== Task objective ==
Set the following entries down again exactly, line by line.

Saved data entries
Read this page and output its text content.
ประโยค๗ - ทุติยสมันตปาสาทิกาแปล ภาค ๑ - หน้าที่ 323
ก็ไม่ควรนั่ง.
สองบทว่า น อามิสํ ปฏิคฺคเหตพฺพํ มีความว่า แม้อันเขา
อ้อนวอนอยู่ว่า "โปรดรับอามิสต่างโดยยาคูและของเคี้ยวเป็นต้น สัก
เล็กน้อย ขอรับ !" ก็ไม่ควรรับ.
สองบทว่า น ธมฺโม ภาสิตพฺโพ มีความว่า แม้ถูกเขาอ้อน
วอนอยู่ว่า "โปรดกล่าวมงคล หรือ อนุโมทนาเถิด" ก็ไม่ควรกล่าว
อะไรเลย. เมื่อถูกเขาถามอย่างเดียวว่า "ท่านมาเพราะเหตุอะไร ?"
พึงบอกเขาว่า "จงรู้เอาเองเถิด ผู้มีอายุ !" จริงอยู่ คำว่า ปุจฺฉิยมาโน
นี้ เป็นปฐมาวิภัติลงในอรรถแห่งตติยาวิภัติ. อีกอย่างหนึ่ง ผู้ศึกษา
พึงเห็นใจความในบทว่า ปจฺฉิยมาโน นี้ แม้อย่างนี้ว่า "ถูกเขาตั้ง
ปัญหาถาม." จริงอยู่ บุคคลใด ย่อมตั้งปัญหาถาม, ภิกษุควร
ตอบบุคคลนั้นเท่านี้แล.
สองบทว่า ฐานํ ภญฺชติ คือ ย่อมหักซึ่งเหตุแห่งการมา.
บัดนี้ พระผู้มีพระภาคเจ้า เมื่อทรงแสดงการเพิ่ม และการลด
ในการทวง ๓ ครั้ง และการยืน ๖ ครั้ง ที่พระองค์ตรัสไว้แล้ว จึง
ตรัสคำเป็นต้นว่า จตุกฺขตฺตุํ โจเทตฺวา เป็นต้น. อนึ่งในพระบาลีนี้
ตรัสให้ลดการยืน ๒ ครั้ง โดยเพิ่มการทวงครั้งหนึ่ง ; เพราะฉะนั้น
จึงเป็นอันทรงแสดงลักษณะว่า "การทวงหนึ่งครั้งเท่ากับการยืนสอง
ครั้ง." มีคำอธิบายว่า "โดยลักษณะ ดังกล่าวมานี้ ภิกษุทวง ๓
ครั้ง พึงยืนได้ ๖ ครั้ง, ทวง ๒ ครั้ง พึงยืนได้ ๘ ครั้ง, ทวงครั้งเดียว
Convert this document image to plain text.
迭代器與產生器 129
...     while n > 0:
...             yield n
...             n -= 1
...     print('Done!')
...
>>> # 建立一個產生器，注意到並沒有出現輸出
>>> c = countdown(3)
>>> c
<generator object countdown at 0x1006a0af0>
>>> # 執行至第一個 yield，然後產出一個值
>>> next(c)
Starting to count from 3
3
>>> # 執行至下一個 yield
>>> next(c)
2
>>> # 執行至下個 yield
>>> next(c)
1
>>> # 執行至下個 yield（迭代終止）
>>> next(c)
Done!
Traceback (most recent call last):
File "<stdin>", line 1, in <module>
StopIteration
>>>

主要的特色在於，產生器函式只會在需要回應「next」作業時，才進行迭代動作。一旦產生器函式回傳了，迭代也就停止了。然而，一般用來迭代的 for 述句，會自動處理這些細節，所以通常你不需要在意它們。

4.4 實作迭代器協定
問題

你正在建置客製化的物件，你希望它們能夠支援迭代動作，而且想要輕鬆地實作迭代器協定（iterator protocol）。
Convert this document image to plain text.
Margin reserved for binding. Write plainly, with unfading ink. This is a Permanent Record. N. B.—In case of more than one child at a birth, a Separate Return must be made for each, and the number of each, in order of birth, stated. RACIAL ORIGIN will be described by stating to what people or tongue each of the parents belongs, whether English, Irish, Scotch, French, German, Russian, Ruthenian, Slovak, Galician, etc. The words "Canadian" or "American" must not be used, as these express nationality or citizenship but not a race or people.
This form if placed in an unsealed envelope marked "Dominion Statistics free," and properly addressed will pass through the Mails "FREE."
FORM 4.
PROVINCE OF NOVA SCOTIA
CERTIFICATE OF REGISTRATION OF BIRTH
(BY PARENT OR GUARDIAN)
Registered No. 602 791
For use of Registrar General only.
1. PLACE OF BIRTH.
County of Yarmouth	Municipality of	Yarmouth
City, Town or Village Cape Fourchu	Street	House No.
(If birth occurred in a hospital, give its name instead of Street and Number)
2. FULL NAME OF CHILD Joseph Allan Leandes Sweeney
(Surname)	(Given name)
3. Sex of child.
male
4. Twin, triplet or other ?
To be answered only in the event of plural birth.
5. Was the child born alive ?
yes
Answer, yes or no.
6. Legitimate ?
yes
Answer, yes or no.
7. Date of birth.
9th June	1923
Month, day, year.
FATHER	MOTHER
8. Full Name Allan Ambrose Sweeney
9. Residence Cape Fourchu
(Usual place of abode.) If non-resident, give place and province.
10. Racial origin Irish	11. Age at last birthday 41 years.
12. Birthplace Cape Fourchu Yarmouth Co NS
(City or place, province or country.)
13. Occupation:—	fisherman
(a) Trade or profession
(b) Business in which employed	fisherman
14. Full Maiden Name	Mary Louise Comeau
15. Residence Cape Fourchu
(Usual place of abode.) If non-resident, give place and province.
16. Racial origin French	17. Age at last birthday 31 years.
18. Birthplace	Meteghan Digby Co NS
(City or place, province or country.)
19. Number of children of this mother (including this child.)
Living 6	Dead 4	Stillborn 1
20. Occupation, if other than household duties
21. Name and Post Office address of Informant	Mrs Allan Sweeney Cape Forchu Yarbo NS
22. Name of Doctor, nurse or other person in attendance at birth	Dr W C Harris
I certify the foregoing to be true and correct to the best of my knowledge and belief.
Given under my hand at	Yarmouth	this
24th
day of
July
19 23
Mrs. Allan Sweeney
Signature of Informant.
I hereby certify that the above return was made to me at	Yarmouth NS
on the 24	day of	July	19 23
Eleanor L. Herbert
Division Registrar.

== Output of the exercise ==
Read this page and output its text content.
ประโยค๗ - ทุติยสมันตปาสาทิกาแปล ภาค ๑ - หน้าที่ 323
ก็ไม่ควรนั่ง.
สองบทว่า น อามิสํ ปฏิคฺคเหตพฺพํ มีความว่า แม้อันเขา
อ้อนวอนอยู่ว่า "โปรดรับอามิสต่างโดยยาคูและของเคี้ยวเป็นต้น สัก
เล็กน้อย ขอรับ !" ก็ไม่ควรรับ.
สองบทว่า น ธมฺโม ภาสิตพฺโพ มีความว่า แม้ถูกเขาอ้อน
วอนอยู่ว่า "โปรดกล่าวมงคล หรือ อนุโมทนาเถิด" ก็ไม่ควรกล่าว
อะไรเลย. เมื่อถูกเขาถามอย่างเดียวว่า "ท่านมาเพราะเหตุอะไร ?"
พึงบอกเขาว่า "จงรู้เอาเองเถิด ผู้มีอายุ !" จริงอยู่ คำว่า ปุจฺฉิยมาโน
นี้ เป็นปฐมาวิภัติลงในอรรถแห่งตติยาวิภัติ. อีกอย่างหนึ่ง ผู้ศึกษา
พึงเห็นใจความในบทว่า ปจฺฉิยมาโน นี้ แม้อย่างนี้ว่า "ถูกเขาตั้ง
ปัญหาถาม." จริงอยู่ บุคคลใด ย่อมตั้งปัญหาถาม, ภิกษุควร
ตอบบุคคลนั้นเท่านี้แล.
สองบทว่า ฐานํ ภญฺชติ คือ ย่อมหักซึ่งเหตุแห่งการมา.
บัดนี้ พระผู้มีพระภาคเจ้า เมื่อทรงแสดงการเพิ่ม และการลด
ในการทวง ๓ ครั้ง และการยืน ๖ ครั้ง ที่พระองค์ตรัสไว้แล้ว จึง
ตรัสคำเป็นต้นว่า จตุกฺขตฺตุํ โจเทตฺวา เป็นต้น. อนึ่งในพระบาลีนี้
ตรัสให้ลดการยืน ๒ ครั้ง โดยเพิ่มการทวงครั้งหนึ่ง ; เพราะฉะนั้น
จึงเป็นอันทรงแสดงลักษณะว่า "การทวงหนึ่งครั้งเท่ากับการยืนสอง
ครั้ง." มีคำอธิบายว่า "โดยลักษณะ ดังกล่าวมานี้ ภิกษุทวง ๓
ครั้ง พึงยืนได้ ๖ ครั้ง, ทวง ๒ ครั้ง พึงยืนได้ ๘ ครั้ง, ทวงครั้งเดียว
Convert this document image to plain text.
迭代器與產生器 129
...     while n > 0:
...             yield n
...             n -= 1
...     print('Done!')
...
>>> # 建立一個產生器，注意到並沒有出現輸出
>>> c = countdown(3)
>>> c
<generator object countdown at 0x1006a0af0>
>>> # 執行至第一個 yield，然後產出一個值
>>> next(c)
Starting to count from 3
3
>>> # 執行至下一個 yield
>>> next(c)
2
>>> # 執行至下個 yield
>>> next(c)
1
>>> # 執行至下個 yield（迭代終止）
>>> next(c)
Done!
Traceback (most recent call last):
File "<stdin>", line 1, in <module>
StopIteration
>>>

主要的特色在於，產生器函式只會在需要回應「next」作業時，才進行迭代動作。一旦產生器函式回傳了，迭代也就停止了。然而，一般用來迭代的 for 述句，會自動處理這些細節，所以通常你不需要在意它們。

4.4 實作迭代器協定
問題

你正在建置客製化的物件，你希望它們能夠支援迭代動作，而且想要輕鬆地實作迭代器協定（iterator protocol）。
Convert this document image to plain text.
Margin reserved for binding. Write plainly, with unfading ink. This is a Permanent Record. N. B.—In case of more than one child at a birth, a Separate Return must be made for each, and the number of each, in order of birth, stated. RACIAL ORIGIN will be described by stating to what people or tongue each of the parents belongs, whether English, Irish, Scotch, French, German, Russian, Ruthenian, Slovak, Galician, etc. The words "Canadian" or "American" must not be used, as these express nationality or citizenship but not a race or people.
This form if placed in an unsealed envelope marked "Dominion Statistics free," and properly addressed will pass through the Mails "FREE."
FORM 4.
PROVINCE OF NOVA SCOTIA
CERTIFICATE OF REGISTRATION OF BIRTH
(BY PARENT OR GUARDIAN)
Registered No. 602 791
For use of Registrar General only.
1. PLACE OF BIRTH.
County of Yarmouth	Municipality of	Yarmouth
City, Town or Village Cape Fourchu	Street	House No.
(If birth occurred in a hospital, give its name instead of Street and Number)
2. FULL NAME OF CHILD Joseph Allan Leandes Sweeney
(Surname)	(Given name)
3. Sex of child.
male
4. Twin, triplet or other ?
To be answered only in the event of plural birth.
5. Was the child born alive ?
yes
Answer, yes or no.
6. Legitimate ?
yes
Answer, yes or no.
7. Date of birth.
9th June	1923
Month, day, year.
FATHER	MOTHER
8. Full Name Allan Ambrose Sweeney
9. Residence Cape Fourchu
(Usual place of abode.) If non-resident, give place and province.
10. Racial origin Irish	11. Age at last birthday 41 years.
12. Birthplace Cape Fourchu Yarmouth Co NS
(City or place, province or country.)
13. Occupation:—	fisherman
(a) Trade or profession
(b) Business in which employed	fisherman
14. Full Maiden Name	Mary Louise Comeau
15. Residence Cape Fourchu
(Usual place of abode.) If non-resident, give place and province.
16. Racial origin French	17. Age at last birthday 31 years.
18. Birthplace	Meteghan Digby Co NS
(City or place, province or country.)
19. Number of children of this mother (including this child.)
Living 6	Dead 4	Stillborn 1
20. Occupation, if other than household duties
21. Name and Post Office address of Informant	Mrs Allan Sweeney Cape Forchu Yarbo NS
22. Name of Doctor, nurse or other person in attendance at birth	Dr W C Harris
I certify the foregoing to be true and correct to the best of my knowledge and belief.
Given under my hand at	Yarmouth	this
24th
day of
July
19 23
Mrs. Allan Sweeney
Signature of Informant.
I hereby certify that the above return was made to me at	Yarmouth NS
on the 24	day of	July	19 23
Eleanor L. Herbert
Division Registrar.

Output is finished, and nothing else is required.